**PROVIDED INFORMATION**
◇ ◇ ◇ ◇ ◇
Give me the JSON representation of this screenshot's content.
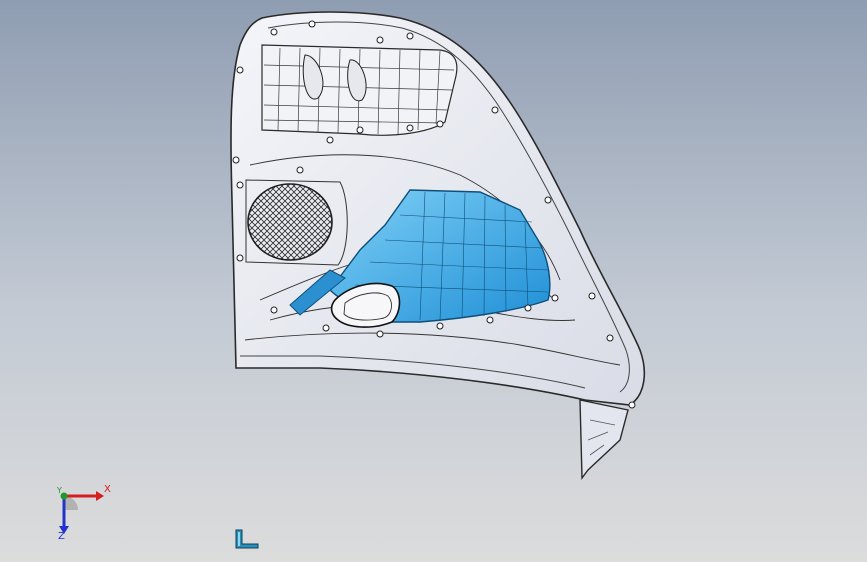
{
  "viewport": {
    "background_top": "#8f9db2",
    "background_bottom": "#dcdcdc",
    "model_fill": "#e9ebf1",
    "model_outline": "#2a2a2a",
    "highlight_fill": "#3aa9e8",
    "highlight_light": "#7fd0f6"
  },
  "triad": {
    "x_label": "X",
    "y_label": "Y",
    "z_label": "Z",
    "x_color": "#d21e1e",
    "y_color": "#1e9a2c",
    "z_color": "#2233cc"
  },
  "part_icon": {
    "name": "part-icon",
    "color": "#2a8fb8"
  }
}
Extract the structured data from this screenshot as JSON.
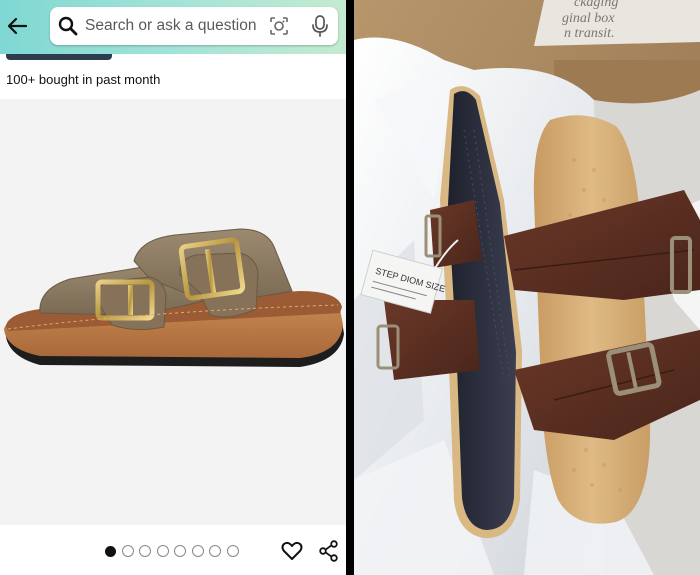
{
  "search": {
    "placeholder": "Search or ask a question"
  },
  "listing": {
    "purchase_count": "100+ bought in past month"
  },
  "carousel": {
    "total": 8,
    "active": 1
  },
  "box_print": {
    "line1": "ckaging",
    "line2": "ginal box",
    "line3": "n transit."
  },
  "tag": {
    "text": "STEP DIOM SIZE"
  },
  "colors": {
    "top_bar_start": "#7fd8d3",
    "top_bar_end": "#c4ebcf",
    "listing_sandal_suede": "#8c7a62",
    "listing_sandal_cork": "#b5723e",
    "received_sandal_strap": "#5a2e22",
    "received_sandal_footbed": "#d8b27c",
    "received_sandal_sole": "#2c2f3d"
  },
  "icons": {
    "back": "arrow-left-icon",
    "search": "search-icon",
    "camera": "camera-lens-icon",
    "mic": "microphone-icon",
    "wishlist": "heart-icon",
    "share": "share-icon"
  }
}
◇ ◇ ◇ ◇ ◇
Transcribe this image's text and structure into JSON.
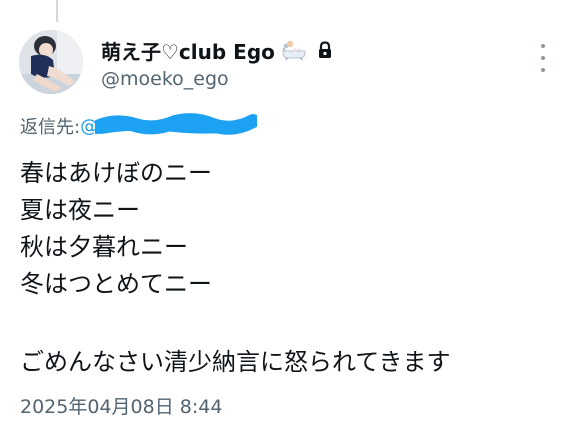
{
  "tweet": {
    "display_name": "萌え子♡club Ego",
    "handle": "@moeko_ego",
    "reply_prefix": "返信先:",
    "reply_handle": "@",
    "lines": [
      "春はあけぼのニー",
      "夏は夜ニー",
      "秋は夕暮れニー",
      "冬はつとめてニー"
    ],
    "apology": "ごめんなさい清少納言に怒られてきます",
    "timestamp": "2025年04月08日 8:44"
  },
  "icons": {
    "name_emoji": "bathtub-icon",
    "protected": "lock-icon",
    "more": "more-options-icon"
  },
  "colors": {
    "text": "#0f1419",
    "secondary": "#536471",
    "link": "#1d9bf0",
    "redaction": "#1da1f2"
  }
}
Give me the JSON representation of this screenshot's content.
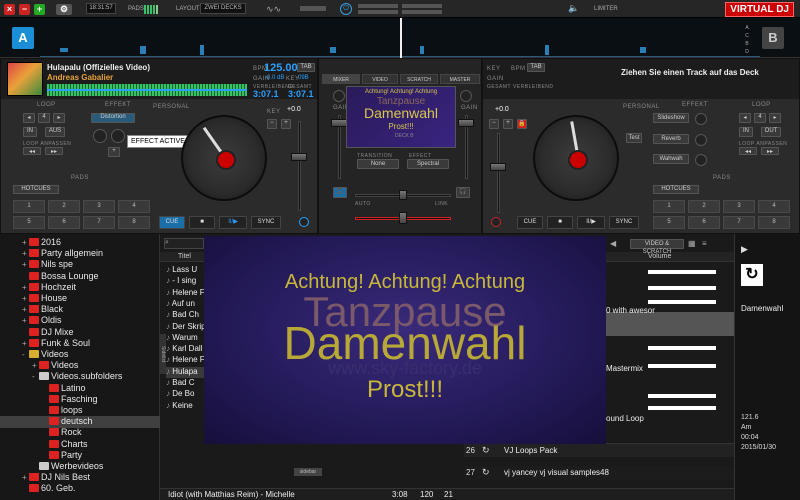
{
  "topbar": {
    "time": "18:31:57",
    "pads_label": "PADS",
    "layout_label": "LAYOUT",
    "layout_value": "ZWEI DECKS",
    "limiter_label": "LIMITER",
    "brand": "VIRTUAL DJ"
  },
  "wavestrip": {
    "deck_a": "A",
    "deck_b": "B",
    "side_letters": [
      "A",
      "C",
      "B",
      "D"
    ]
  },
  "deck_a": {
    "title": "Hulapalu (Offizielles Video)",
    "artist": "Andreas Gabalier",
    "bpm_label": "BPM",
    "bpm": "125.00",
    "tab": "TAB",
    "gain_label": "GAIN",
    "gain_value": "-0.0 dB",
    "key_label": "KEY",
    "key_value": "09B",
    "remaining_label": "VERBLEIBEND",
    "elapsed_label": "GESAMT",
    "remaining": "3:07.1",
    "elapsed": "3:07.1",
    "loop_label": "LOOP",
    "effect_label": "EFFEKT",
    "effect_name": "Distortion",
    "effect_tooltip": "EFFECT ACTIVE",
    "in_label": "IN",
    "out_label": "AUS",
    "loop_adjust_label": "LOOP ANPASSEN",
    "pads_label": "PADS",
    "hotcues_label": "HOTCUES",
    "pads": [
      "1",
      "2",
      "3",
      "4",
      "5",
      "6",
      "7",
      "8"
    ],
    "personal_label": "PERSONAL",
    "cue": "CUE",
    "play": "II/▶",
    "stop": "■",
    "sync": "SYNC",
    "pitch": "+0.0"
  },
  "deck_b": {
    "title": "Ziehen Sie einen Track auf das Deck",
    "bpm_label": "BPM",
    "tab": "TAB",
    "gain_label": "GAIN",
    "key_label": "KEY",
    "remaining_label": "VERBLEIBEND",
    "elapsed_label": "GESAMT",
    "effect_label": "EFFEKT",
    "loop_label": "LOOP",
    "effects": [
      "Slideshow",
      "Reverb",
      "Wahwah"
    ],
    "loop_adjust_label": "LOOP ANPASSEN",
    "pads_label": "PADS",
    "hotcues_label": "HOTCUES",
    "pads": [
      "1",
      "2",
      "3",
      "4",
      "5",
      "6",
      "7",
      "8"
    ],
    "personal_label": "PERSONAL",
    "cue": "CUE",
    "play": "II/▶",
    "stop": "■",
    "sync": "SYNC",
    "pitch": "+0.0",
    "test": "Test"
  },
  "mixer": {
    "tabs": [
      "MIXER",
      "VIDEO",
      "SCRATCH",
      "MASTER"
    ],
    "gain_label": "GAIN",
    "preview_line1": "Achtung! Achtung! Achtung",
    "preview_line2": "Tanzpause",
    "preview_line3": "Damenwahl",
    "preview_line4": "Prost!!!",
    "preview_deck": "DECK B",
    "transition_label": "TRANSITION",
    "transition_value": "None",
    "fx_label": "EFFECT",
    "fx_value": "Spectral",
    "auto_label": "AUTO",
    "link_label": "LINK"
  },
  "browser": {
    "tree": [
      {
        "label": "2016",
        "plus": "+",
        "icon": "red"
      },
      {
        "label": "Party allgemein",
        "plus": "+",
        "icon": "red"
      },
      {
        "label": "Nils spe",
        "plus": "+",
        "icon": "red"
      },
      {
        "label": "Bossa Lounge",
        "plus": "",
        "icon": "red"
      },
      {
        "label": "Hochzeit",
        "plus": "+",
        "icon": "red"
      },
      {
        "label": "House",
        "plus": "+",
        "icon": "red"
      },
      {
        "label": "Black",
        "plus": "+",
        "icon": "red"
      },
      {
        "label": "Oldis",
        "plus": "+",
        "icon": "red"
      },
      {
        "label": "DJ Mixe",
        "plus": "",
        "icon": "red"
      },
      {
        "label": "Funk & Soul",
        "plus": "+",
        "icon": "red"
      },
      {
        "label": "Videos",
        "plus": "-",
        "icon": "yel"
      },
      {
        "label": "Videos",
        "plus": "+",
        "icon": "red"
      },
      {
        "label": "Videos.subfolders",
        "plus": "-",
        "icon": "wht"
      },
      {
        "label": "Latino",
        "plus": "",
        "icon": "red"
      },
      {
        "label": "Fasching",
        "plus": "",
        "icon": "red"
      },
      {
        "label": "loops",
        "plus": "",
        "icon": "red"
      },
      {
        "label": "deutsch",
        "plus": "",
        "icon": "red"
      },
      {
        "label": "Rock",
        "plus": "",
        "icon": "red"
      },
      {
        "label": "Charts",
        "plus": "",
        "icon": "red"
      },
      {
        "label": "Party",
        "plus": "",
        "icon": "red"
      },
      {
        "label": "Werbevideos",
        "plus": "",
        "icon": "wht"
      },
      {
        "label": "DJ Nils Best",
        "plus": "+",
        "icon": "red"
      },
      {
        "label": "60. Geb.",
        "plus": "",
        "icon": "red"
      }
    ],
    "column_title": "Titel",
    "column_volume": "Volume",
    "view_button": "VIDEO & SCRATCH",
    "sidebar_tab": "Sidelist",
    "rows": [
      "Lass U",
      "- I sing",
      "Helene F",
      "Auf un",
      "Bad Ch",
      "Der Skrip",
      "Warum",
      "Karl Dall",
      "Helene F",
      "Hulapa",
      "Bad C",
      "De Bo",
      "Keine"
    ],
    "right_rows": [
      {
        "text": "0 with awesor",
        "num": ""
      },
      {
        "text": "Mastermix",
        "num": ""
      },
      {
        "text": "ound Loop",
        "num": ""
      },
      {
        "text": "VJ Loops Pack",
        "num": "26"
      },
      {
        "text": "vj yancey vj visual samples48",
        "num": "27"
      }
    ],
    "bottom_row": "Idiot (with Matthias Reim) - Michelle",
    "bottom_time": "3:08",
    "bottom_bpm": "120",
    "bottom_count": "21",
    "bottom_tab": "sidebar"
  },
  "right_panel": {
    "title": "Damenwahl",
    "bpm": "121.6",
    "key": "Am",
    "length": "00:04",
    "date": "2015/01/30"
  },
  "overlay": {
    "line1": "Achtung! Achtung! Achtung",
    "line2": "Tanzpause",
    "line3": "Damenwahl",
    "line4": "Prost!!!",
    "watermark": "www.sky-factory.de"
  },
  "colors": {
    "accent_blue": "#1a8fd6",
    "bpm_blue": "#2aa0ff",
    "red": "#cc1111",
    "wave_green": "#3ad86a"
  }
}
◇ ◇ ◇ ◇ ◇
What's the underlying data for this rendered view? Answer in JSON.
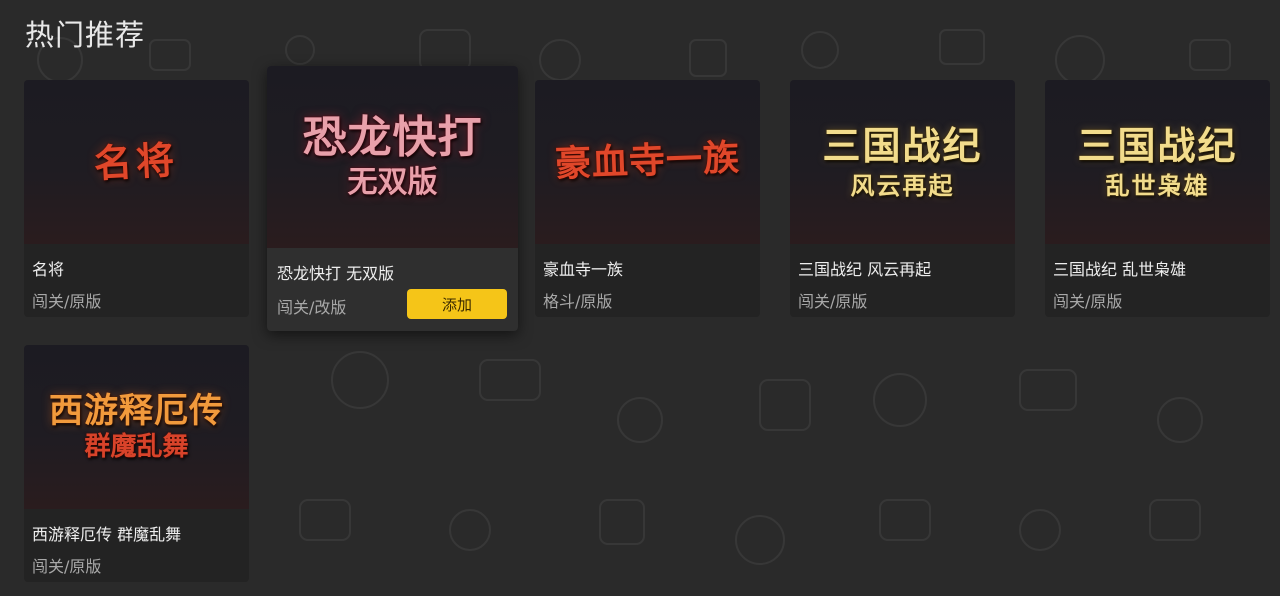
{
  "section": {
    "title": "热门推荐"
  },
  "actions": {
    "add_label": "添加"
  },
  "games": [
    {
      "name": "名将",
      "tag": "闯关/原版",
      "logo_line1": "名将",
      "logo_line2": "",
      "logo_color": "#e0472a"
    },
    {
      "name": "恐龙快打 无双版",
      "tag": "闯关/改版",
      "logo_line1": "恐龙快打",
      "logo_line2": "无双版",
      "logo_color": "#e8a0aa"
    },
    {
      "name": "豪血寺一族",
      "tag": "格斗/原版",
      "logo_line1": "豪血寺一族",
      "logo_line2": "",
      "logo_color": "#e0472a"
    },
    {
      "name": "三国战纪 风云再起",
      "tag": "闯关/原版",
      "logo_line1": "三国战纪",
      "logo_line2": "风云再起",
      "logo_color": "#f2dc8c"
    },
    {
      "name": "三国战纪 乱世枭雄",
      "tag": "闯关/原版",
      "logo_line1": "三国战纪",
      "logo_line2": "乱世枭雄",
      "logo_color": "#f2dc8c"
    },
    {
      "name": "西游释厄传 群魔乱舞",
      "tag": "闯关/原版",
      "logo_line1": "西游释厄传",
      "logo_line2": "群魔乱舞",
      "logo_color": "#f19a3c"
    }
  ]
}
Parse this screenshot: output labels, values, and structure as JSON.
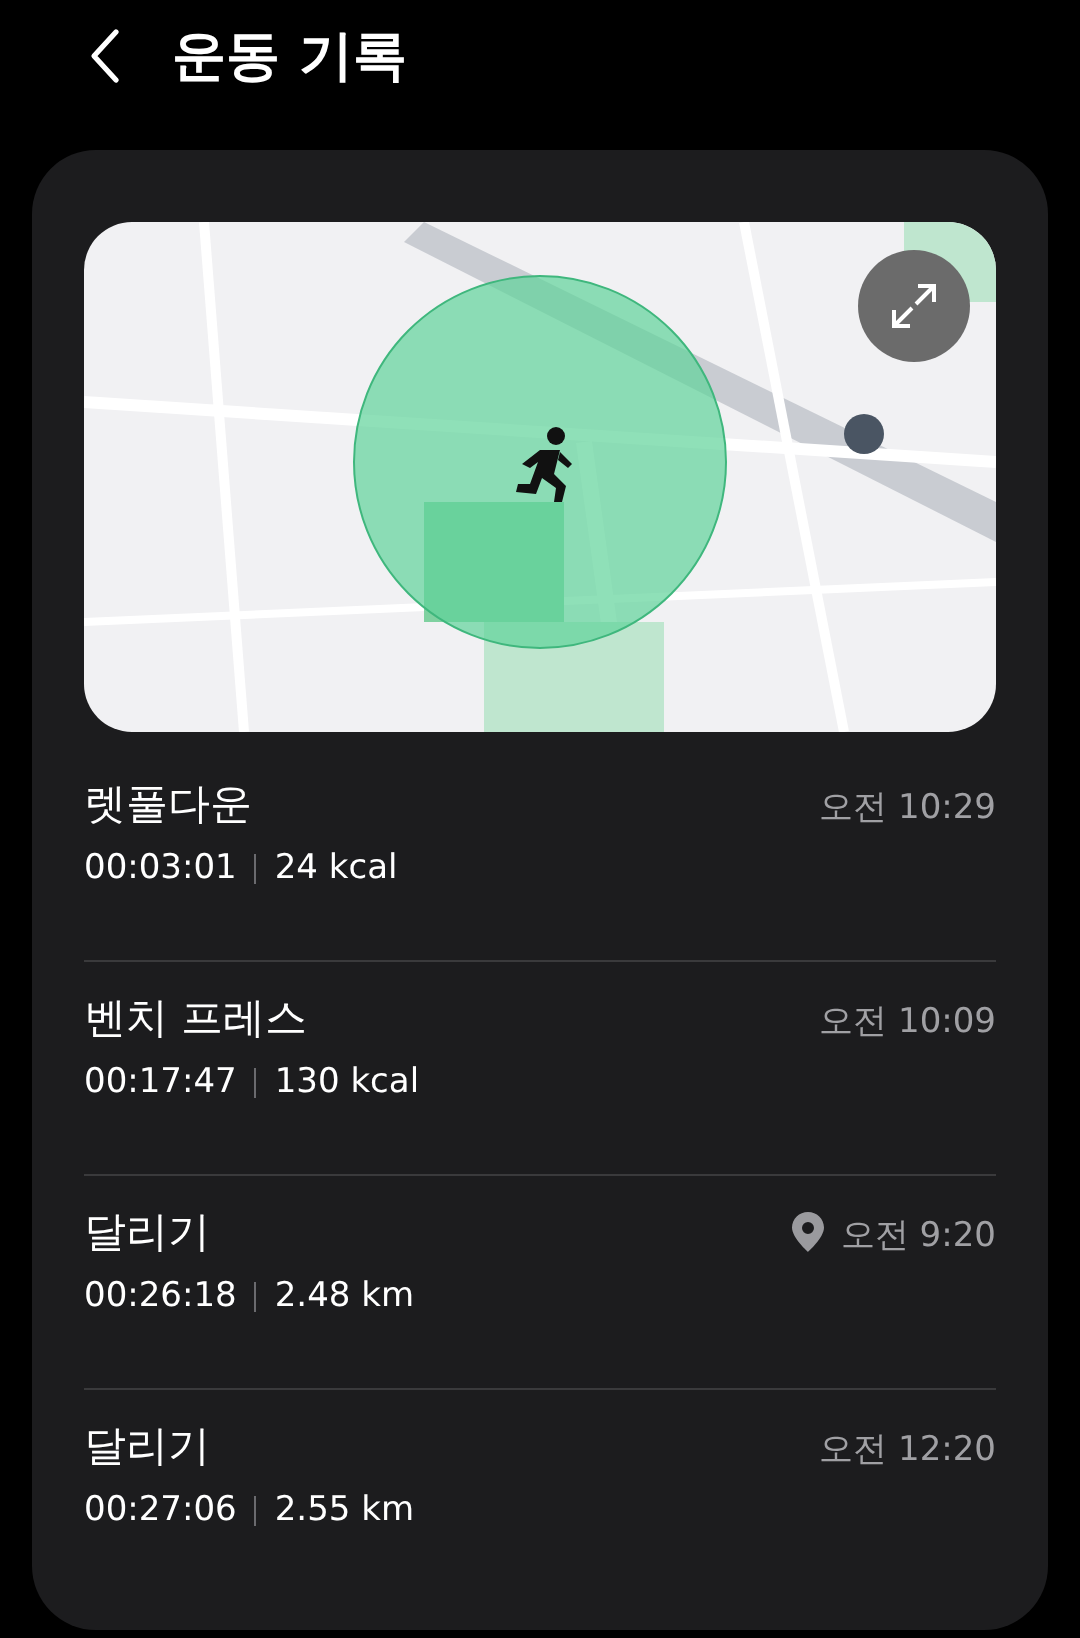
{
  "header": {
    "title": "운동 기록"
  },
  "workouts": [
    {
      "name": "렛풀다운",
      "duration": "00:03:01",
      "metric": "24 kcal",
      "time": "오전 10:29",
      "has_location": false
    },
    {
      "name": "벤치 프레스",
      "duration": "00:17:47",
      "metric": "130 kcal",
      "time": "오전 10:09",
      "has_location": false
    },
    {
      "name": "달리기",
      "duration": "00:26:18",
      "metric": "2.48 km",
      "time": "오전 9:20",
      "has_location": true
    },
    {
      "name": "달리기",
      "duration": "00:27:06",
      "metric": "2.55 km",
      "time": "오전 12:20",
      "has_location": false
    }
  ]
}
◇ ◇ ◇ ◇ ◇
List all lines in the material containing the string "data".

**RESULT**
Extract the structured data from this screenshot as JSON.
What's the underlying data for this rendered view? Answer in JSON.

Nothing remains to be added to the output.